Drauzio Varella chama Pró-Vida de fascismo em nome de Deus



'Quanto sofrimento será
necessário para aplacar-lhes
a sanha punitiva?'

O médico e escritor Drauzio Varella criticou o documento que o movimento Pró-Vida entregou ao governo com a ameaça de haver “grande atrito” no caso de sanção sem veto o projeto de lei que estabelece protocolos de atendimento a vítimas de violência sexual nos hospitais públicos.

O projeto de lei acabou sendo sancionado sem veto, como os militantes do Pró-Vida temiam.

Para o movimento, a nova lei, ao garantir às vítimas de abuso sexual a “profilaxia da gravidez”, é um jeitinho que o governo adotou para legalizar o aborto, pelo menos nesses casos.

Na Folha de S.Paulo, sob o título “Fascismo em nome de Deus”, Varella escreveu  “quem são, e quanto são, esses arautos da moral e dos bons costumes. De onde lhes vem a autoridade para ameaçar em público a presidente da República?”
^^^^
Partes do exercício:
[1] No trecho sobre Drauzio Varella e o Pró-Vida, em que jornal e sob que título Varella publicou sua crítica?
[2] Retome o trecho sobre Drauzio Varella e o Pró-Vida a partir do ponto em que ele termina.
^^^^
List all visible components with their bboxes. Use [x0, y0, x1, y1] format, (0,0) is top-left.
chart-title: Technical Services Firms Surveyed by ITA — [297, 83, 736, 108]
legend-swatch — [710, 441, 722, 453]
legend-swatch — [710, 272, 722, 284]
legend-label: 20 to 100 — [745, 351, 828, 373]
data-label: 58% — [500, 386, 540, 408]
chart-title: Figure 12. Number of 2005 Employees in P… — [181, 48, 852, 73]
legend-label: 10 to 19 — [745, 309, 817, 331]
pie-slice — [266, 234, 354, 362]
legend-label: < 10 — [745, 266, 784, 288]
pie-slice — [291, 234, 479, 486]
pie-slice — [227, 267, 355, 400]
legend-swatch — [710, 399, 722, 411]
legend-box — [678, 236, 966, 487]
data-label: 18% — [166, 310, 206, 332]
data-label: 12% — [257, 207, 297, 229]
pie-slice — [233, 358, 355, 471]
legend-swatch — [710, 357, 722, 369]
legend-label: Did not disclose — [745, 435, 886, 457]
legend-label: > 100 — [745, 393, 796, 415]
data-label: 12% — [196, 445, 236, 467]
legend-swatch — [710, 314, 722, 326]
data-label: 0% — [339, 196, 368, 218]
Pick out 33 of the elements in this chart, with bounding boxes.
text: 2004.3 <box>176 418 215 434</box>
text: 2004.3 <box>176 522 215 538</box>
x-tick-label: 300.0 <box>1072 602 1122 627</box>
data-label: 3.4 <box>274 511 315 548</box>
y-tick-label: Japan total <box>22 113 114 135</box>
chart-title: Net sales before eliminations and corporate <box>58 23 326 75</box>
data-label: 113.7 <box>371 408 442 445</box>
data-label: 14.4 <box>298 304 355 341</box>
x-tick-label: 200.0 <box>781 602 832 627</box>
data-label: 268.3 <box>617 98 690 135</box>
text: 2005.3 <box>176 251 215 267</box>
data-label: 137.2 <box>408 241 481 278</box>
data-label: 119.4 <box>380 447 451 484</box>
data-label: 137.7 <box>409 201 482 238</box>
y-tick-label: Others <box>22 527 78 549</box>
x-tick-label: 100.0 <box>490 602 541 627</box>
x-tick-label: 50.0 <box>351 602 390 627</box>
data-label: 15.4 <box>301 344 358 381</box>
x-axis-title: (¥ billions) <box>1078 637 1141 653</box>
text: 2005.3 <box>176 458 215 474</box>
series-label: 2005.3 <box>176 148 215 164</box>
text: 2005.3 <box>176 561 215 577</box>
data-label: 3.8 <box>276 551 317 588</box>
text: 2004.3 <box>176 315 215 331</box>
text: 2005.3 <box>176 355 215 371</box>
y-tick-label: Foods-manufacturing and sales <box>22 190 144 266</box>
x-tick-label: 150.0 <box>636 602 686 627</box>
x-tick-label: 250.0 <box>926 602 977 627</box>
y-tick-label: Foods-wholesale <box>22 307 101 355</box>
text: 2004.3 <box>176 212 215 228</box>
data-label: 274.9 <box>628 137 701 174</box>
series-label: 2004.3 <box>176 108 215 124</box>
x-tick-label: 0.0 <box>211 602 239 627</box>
^^^^
Respostas fornecidas:
[1] Na Folha de S.Paulo, sob o título “Fascismo em nome de Deus”.

[2]
Acrescentou: “Um Estado laico tem direito de submeter a sociedade inteira a uma minoria de fanáticos decididos a impor suas idiossincrasias e intolerâncias em nome de Deus?”

Mais: “Em que documento está registrada a palavra do Criador que os nomeia detentores exclusivos da verdade? Quanto sofrimento humano será necessário para aplacar-lhes a insensibilidade social e a sanha punitiva?”

Com informação da coluna do Drauzio Varella, entre outras fontes.